#### Written problem
Quote all entries in full, exactly.

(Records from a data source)
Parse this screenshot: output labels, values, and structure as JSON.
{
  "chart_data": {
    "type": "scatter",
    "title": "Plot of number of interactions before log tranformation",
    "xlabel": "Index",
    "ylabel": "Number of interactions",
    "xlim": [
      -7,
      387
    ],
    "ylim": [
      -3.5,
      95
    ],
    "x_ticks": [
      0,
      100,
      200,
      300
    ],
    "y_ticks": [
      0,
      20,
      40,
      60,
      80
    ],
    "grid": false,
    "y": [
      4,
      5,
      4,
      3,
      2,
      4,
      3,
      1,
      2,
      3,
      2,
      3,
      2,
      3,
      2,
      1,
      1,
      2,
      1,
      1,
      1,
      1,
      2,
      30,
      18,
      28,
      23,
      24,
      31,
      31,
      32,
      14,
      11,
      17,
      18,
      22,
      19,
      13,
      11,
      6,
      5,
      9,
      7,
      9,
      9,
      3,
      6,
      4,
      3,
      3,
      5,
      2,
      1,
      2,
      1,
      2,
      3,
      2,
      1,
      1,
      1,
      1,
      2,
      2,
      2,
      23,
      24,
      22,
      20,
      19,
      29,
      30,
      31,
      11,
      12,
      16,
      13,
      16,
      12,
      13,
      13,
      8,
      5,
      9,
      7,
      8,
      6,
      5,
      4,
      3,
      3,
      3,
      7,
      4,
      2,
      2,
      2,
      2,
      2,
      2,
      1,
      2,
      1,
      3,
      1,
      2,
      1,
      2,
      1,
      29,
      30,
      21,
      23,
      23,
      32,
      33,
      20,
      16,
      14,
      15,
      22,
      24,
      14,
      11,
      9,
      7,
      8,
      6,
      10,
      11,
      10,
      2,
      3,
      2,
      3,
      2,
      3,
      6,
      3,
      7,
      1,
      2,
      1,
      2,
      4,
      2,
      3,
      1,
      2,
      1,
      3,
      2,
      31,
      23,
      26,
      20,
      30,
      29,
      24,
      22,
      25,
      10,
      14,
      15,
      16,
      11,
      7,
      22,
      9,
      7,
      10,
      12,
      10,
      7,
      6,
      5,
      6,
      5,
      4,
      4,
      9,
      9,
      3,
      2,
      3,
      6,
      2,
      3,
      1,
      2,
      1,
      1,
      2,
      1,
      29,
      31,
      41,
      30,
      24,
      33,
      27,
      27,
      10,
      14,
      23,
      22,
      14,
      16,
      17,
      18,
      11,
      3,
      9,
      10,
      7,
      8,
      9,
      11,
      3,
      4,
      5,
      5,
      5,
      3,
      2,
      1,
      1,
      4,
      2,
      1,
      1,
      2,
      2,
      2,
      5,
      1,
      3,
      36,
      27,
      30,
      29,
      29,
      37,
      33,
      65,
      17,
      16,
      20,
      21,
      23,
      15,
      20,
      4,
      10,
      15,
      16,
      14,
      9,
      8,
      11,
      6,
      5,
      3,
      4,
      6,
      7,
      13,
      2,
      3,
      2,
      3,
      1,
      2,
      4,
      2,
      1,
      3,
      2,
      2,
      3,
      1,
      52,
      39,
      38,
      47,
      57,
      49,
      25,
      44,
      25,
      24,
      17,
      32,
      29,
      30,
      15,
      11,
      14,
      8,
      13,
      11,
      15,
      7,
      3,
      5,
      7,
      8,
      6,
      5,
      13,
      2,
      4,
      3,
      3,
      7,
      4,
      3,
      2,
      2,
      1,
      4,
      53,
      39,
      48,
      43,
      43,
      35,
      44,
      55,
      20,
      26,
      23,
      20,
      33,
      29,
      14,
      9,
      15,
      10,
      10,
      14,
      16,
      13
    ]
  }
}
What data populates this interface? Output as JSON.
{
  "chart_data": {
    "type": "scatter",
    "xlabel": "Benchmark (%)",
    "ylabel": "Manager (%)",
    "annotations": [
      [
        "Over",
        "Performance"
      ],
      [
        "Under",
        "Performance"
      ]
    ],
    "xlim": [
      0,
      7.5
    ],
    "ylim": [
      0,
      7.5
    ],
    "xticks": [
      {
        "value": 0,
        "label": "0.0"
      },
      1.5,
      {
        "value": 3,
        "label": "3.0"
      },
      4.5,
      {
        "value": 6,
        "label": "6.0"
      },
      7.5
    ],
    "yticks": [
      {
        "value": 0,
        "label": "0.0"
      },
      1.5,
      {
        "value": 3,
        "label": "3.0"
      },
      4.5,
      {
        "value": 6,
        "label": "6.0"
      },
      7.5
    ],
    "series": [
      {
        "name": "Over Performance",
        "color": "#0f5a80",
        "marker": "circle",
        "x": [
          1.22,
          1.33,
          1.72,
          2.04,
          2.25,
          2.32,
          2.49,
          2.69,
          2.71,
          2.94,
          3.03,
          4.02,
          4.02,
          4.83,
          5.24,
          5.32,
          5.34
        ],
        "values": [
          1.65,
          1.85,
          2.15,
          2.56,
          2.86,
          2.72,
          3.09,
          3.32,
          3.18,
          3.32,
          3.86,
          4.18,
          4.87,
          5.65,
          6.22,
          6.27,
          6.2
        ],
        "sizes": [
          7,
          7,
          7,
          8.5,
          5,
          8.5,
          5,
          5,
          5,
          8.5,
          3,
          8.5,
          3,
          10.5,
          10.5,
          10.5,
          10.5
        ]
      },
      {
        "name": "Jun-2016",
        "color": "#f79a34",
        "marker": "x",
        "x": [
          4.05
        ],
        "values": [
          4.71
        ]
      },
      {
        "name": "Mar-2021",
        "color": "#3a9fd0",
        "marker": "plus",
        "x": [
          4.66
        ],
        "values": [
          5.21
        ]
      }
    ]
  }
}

#### Response
Parse this screenshot: output labels, values, and structure as JSON.
{
  "chart_data": {
    "type": "scatter",
    "title": "Plot of number of interactions before log tranformation",
    "xlabel": "Index",
    "ylabel": "Number of interactions",
    "xlim": [
      -7,
      387
    ],
    "ylim": [
      -3.5,
      95
    ],
    "x_ticks": [
      0,
      100,
      200,
      300
    ],
    "y_ticks": [
      0,
      20,
      40,
      60,
      80
    ],
    "grid": false,
    "y": [
      4,
      5,
      4,
      3,
      2,
      4,
      3,
      1,
      2,
      3,
      2,
      3,
      2,
      3,
      2,
      1,
      1,
      2,
      1,
      1,
      1,
      1,
      2,
      30,
      18,
      28,
      23,
      24,
      31,
      31,
      32,
      14,
      11,
      17,
      18,
      22,
      19,
      13,
      11,
      6,
      5,
      9,
      7,
      9,
      9,
      3,
      6,
      4,
      3,
      3,
      5,
      2,
      1,
      2,
      1,
      2,
      3,
      2,
      1,
      1,
      1,
      1,
      2,
      2,
      2,
      23,
      24,
      22,
      20,
      19,
      29,
      30,
      31,
      11,
      12,
      16,
      13,
      16,
      12,
      13,
      13,
      8,
      5,
      9,
      7,
      8,
      6,
      5,
      4,
      3,
      3,
      3,
      7,
      4,
      2,
      2,
      2,
      2,
      2,
      2,
      1,
      2,
      1,
      3,
      1,
      2,
      1,
      2,
      1,
      29,
      30,
      21,
      23,
      23,
      32,
      33,
      20,
      16,
      14,
      15,
      22,
      24,
      14,
      11,
      9,
      7,
      8,
      6,
      10,
      11,
      10,
      2,
      3,
      2,
      3,
      2,
      3,
      6,
      3,
      7,
      1,
      2,
      1,
      2,
      4,
      2,
      3,
      1,
      2,
      1,
      3,
      2,
      31,
      23,
      26,
      20,
      30,
      29,
      24,
      22,
      25,
      10,
      14,
      15,
      16,
      11,
      7,
      22,
      9,
      7,
      10,
      12,
      10,
      7,
      6,
      5,
      6,
      5,
      4,
      4,
      9,
      9,
      3,
      2,
      3,
      6,
      2,
      3,
      1,
      2,
      1,
      1,
      2,
      1,
      29,
      31,
      41,
      30,
      24,
      33,
      27,
      27,
      10,
      14,
      23,
      22,
      14,
      16,
      17,
      18,
      11,
      3,
      9,
      10,
      7,
      8,
      9,
      11,
      3,
      4,
      5,
      5,
      5,
      3,
      2,
      1,
      1,
      4,
      2,
      1,
      1,
      2,
      2,
      2,
      5,
      1,
      3,
      36,
      27,
      30,
      29,
      29,
      37,
      33,
      65,
      17,
      16,
      20,
      21,
      23,
      15,
      20,
      4,
      10,
      15,
      16,
      14,
      9,
      8,
      11,
      6,
      5,
      3,
      4,
      6,
      7,
      13,
      2,
      3,
      2,
      3,
      1,
      2,
      4,
      2,
      1,
      3,
      2,
      2,
      3,
      1,
      52,
      39,
      38,
      47,
      57,
      49,
      25,
      44,
      25,
      24,
      17,
      32,
      29,
      30,
      15,
      11,
      14,
      8,
      13,
      11,
      15,
      7,
      3,
      5,
      7,
      8,
      6,
      5,
      13,
      2,
      4,
      3,
      3,
      7,
      4,
      3,
      2,
      2,
      1,
      4,
      53,
      39,
      48,
      43,
      43,
      35,
      44,
      55,
      20,
      26,
      23,
      20,
      33,
      29,
      14,
      9,
      15,
      10,
      10,
      14,
      16,
      13
    ]
  }
}
What data populates this interface? Output as JSON.
{
  "chart_data": {
    "type": "scatter",
    "xlabel": "Benchmark (%)",
    "ylabel": "Manager (%)",
    "annotations": [
      [
        "Over",
        "Performance"
      ],
      [
        "Under",
        "Performance"
      ]
    ],
    "xlim": [
      0,
      7.5
    ],
    "ylim": [
      0,
      7.5
    ],
    "xticks": [
      {
        "value": 0,
        "label": "0.0"
      },
      1.5,
      {
        "value": 3,
        "label": "3.0"
      },
      4.5,
      {
        "value": 6,
        "label": "6.0"
      },
      7.5
    ],
    "yticks": [
      {
        "value": 0,
        "label": "0.0"
      },
      1.5,
      {
        "value": 3,
        "label": "3.0"
      },
      4.5,
      {
        "value": 6,
        "label": "6.0"
      },
      7.5
    ],
    "series": [
      {
        "name": "Over Performance",
        "color": "#0f5a80",
        "marker": "circle",
        "x": [
          1.22,
          1.33,
          1.72,
          2.04,
          2.25,
          2.32,
          2.49,
          2.69,
          2.71,
          2.94,
          3.03,
          4.02,
          4.02,
          4.83,
          5.24,
          5.32,
          5.34
        ],
        "values": [
          1.65,
          1.85,
          2.15,
          2.56,
          2.86,
          2.72,
          3.09,
          3.32,
          3.18,
          3.32,
          3.86,
          4.18,
          4.87,
          5.65,
          6.22,
          6.27,
          6.2
        ],
        "sizes": [
          7,
          7,
          7,
          8.5,
          5,
          8.5,
          5,
          5,
          5,
          8.5,
          3,
          8.5,
          3,
          10.5,
          10.5,
          10.5,
          10.5
        ]
      },
      {
        "name": "Jun-2016",
        "color": "#f79a34",
        "marker": "x",
        "x": [
          4.05
        ],
        "values": [
          4.71
        ]
      },
      {
        "name": "Mar-2021",
        "color": "#3a9fd0",
        "marker": "plus",
        "x": [
          4.66
        ],
        "values": [
          5.21
        ]
      }
    ]
  }
}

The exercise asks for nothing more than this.